> **Data for the task**:
______

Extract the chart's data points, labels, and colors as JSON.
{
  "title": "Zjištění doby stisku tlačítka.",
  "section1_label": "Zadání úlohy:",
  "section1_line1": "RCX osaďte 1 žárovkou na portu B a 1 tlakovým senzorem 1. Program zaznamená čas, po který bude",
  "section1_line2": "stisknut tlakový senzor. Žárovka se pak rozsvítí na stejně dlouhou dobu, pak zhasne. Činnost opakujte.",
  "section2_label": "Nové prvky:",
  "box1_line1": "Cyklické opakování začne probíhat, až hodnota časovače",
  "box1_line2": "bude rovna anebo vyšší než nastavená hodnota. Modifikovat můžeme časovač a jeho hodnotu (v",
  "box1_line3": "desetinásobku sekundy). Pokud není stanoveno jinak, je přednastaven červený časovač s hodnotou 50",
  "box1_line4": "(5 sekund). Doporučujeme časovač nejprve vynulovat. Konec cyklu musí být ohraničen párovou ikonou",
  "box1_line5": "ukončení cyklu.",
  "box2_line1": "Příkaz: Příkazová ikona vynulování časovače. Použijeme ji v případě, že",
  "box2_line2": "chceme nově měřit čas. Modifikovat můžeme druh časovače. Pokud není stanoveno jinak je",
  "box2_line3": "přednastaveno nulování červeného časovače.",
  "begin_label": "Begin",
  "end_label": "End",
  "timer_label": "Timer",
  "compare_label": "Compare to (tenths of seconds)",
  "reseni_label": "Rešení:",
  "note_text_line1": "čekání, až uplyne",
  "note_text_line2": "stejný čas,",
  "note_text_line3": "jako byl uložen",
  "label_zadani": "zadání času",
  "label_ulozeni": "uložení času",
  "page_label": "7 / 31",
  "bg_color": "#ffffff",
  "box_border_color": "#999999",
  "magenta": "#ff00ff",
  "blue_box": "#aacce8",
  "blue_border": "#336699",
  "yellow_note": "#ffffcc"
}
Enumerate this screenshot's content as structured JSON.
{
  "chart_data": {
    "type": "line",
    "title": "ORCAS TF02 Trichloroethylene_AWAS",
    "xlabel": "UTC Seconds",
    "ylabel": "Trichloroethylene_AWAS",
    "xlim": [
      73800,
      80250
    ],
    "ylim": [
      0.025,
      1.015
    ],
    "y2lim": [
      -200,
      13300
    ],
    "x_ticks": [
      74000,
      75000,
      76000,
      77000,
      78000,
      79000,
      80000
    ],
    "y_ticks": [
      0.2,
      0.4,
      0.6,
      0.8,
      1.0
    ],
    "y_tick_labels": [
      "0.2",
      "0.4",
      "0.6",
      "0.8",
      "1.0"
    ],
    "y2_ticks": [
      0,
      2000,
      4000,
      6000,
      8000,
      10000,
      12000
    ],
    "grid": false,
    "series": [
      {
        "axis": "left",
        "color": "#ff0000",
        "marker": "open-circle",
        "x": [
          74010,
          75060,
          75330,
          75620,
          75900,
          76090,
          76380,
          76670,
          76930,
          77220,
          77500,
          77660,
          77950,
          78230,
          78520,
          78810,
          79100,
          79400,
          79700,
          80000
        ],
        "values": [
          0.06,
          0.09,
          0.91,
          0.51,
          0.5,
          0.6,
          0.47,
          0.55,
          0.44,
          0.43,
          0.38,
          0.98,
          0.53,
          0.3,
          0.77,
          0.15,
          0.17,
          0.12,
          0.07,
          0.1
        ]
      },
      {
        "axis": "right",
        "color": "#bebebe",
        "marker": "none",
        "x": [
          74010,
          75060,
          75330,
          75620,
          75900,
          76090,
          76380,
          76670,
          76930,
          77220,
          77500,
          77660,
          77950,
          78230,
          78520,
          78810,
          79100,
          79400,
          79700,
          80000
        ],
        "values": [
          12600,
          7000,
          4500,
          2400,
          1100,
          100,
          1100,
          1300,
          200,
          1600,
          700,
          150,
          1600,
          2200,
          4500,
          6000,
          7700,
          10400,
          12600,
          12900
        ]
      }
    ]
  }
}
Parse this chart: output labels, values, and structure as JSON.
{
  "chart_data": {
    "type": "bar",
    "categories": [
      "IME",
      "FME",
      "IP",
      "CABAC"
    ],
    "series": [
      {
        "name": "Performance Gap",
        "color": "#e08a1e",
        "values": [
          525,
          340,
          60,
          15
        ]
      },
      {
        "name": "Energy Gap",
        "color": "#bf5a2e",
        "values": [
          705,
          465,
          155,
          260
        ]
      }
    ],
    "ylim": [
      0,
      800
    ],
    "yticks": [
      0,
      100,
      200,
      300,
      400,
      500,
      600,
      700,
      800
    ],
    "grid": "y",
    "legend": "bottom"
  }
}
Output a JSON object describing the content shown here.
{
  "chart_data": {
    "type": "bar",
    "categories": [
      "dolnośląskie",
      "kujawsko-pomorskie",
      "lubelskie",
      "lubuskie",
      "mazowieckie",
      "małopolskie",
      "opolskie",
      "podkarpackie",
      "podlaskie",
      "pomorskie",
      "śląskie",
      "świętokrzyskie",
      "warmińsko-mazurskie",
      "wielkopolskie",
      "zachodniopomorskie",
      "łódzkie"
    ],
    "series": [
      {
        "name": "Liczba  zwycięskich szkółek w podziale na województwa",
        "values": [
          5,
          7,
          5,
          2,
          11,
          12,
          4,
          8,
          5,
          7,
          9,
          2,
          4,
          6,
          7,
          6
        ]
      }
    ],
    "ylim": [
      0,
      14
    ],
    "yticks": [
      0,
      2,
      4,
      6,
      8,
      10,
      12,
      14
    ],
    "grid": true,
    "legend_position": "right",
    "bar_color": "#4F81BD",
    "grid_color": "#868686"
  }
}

______

> **Task prompt**: Find and copy each line above that includes the string "Pokud".

> **Solution below**:
  "box1_line3": "desetinásobku sekundy). Pokud není stanoveno jinak, je přednastaven červený časovač s hodnotou 50",
  "box2_line2": "chceme nově měřit čas. Modifikovat můžeme druh časovače. Pokud není stanoveno jinak je",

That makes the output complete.